Stored records:
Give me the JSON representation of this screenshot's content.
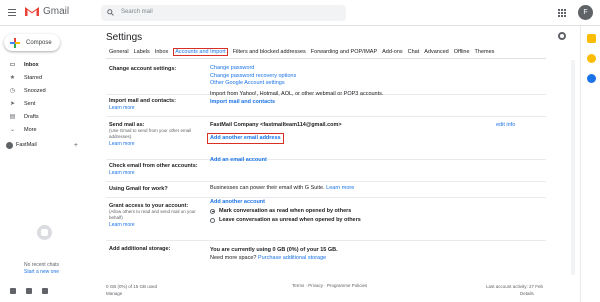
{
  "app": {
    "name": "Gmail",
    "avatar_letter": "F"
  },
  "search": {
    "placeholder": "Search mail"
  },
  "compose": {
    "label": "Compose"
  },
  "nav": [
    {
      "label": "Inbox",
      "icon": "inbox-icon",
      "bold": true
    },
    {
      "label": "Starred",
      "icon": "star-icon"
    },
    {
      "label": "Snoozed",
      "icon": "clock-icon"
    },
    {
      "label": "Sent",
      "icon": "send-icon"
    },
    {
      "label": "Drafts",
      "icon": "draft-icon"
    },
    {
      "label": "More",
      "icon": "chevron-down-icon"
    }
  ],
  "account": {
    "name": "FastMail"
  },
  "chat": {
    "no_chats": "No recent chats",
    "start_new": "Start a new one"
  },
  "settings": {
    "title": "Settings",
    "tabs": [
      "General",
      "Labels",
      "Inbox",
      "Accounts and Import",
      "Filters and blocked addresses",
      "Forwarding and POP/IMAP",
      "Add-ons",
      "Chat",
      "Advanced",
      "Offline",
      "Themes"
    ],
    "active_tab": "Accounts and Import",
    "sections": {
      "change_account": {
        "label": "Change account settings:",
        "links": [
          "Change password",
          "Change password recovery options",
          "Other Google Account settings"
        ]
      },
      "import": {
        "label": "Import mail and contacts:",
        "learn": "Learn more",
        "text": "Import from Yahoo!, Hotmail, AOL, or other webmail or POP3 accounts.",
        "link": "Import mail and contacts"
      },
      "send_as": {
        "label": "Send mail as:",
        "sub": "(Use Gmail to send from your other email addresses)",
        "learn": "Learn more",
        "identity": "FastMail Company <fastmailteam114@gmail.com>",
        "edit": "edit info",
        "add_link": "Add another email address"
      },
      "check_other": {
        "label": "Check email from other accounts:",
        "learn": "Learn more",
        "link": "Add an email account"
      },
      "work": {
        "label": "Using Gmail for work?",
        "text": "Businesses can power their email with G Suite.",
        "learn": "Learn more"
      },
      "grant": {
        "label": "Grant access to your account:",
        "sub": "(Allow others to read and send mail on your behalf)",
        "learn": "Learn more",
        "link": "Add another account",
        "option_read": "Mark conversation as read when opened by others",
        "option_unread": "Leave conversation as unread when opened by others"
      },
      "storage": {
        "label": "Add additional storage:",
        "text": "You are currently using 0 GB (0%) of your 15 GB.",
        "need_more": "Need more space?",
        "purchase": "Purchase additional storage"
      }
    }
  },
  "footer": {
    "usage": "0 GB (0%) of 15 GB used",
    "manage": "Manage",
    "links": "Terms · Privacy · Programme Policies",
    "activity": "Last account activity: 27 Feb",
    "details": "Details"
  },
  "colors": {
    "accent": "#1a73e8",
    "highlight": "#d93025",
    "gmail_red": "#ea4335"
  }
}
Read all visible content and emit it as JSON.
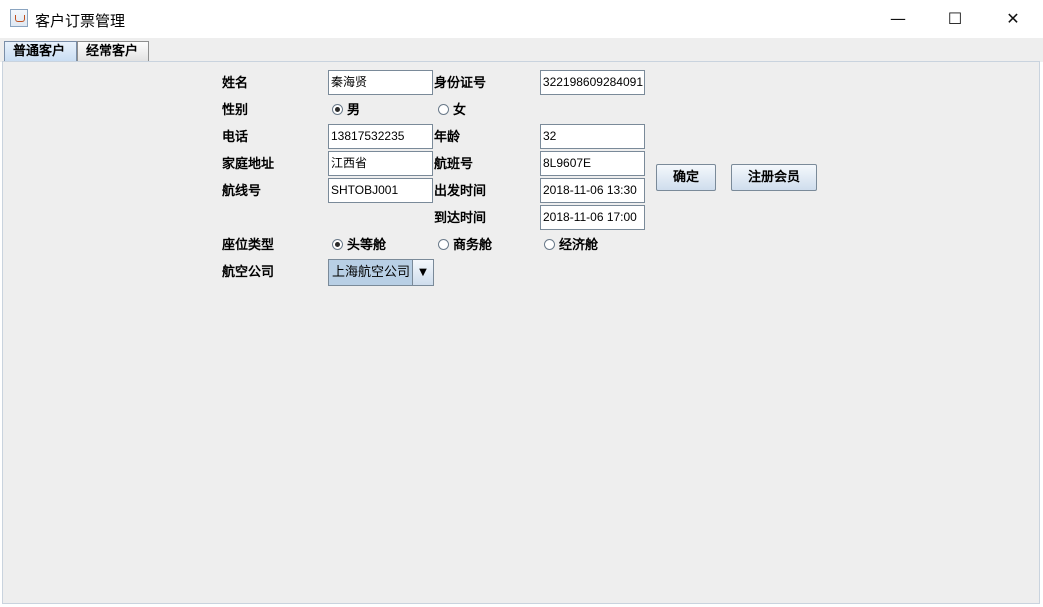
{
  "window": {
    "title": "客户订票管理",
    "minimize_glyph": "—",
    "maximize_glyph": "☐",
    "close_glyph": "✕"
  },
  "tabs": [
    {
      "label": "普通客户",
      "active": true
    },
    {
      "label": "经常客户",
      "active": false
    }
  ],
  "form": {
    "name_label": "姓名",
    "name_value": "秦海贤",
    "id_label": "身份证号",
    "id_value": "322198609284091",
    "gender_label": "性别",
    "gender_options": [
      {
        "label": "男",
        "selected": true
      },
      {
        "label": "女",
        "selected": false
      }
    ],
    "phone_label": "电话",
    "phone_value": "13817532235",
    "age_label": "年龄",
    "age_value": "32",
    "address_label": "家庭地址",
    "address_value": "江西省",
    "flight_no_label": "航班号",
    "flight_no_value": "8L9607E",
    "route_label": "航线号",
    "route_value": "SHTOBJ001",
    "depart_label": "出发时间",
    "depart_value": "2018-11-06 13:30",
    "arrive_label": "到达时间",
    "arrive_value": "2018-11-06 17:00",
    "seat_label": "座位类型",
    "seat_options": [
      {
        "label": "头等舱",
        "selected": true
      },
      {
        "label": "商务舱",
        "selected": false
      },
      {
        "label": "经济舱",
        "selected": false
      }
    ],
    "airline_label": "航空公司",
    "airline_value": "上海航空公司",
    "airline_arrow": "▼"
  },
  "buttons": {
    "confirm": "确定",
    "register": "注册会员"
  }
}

WHAT IS BEING ASKED: Set the data above down again exactly as given, with no pictures.

EXERCISE OUTPUT:
Give me the JSON representation of this screenshot's content.
{
  "app": {
    "name": "Gmail",
    "avatar_letter": "F"
  },
  "search": {
    "placeholder": "Search mail"
  },
  "compose": {
    "label": "Compose"
  },
  "nav": [
    {
      "label": "Inbox",
      "icon": "inbox-icon",
      "bold": true
    },
    {
      "label": "Starred",
      "icon": "star-icon"
    },
    {
      "label": "Snoozed",
      "icon": "clock-icon"
    },
    {
      "label": "Sent",
      "icon": "send-icon"
    },
    {
      "label": "Drafts",
      "icon": "draft-icon"
    },
    {
      "label": "More",
      "icon": "chevron-down-icon"
    }
  ],
  "account": {
    "name": "FastMail"
  },
  "chat": {
    "no_chats": "No recent chats",
    "start_new": "Start a new one"
  },
  "settings": {
    "title": "Settings",
    "tabs": [
      "General",
      "Labels",
      "Inbox",
      "Accounts and Import",
      "Filters and blocked addresses",
      "Forwarding and POP/IMAP",
      "Add-ons",
      "Chat",
      "Advanced",
      "Offline",
      "Themes"
    ],
    "active_tab": "Accounts and Import",
    "sections": {
      "change_account": {
        "label": "Change account settings:",
        "links": [
          "Change password",
          "Change password recovery options",
          "Other Google Account settings"
        ]
      },
      "import": {
        "label": "Import mail and contacts:",
        "learn": "Learn more",
        "text": "Import from Yahoo!, Hotmail, AOL, or other webmail or POP3 accounts.",
        "link": "Import mail and contacts"
      },
      "send_as": {
        "label": "Send mail as:",
        "sub": "(Use Gmail to send from your other email addresses)",
        "learn": "Learn more",
        "identity": "FastMail Company <fastmailteam114@gmail.com>",
        "edit": "edit info",
        "add_link": "Add another email address"
      },
      "check_other": {
        "label": "Check email from other accounts:",
        "learn": "Learn more",
        "link": "Add an email account"
      },
      "work": {
        "label": "Using Gmail for work?",
        "text": "Businesses can power their email with G Suite.",
        "learn": "Learn more"
      },
      "grant": {
        "label": "Grant access to your account:",
        "sub": "(Allow others to read and send mail on your behalf)",
        "learn": "Learn more",
        "link": "Add another account",
        "option_read": "Mark conversation as read when opened by others",
        "option_unread": "Leave conversation as unread when opened by others"
      },
      "storage": {
        "label": "Add additional storage:",
        "text": "You are currently using 0 GB (0%) of your 15 GB.",
        "need_more": "Need more space?",
        "purchase": "Purchase additional storage"
      }
    }
  },
  "footer": {
    "usage": "0 GB (0%) of 15 GB used",
    "manage": "Manage",
    "links": "Terms · Privacy · Programme Policies",
    "activity": "Last account activity: 27 Feb",
    "details": "Details"
  },
  "colors": {
    "accent": "#1a73e8",
    "highlight": "#d93025",
    "gmail_red": "#ea4335"
  }
}
Read all visible content and emit it as JSON.
{
  "window": {
    "title": "客户订票管理",
    "minimize_glyph": "—",
    "maximize_glyph": "☐",
    "close_glyph": "✕"
  },
  "tabs": [
    {
      "label": "普通客户",
      "active": true
    },
    {
      "label": "经常客户",
      "active": false
    }
  ],
  "form": {
    "name_label": "姓名",
    "name_value": "秦海贤",
    "id_label": "身份证号",
    "id_value": "322198609284091",
    "gender_label": "性别",
    "gender_options": [
      {
        "label": "男",
        "selected": true
      },
      {
        "label": "女",
        "selected": false
      }
    ],
    "phone_label": "电话",
    "phone_value": "13817532235",
    "age_label": "年龄",
    "age_value": "32",
    "address_label": "家庭地址",
    "address_value": "江西省",
    "flight_no_label": "航班号",
    "flight_no_value": "8L9607E",
    "route_label": "航线号",
    "route_value": "SHTOBJ001",
    "depart_label": "出发时间",
    "depart_value": "2018-11-06 13:30",
    "arrive_label": "到达时间",
    "arrive_value": "2018-11-06 17:00",
    "seat_label": "座位类型",
    "seat_options": [
      {
        "label": "头等舱",
        "selected": true
      },
      {
        "label": "商务舱",
        "selected": false
      },
      {
        "label": "经济舱",
        "selected": false
      }
    ],
    "airline_label": "航空公司",
    "airline_value": "上海航空公司",
    "airline_arrow": "▼"
  },
  "buttons": {
    "confirm": "确定",
    "register": "注册会员"
  }
}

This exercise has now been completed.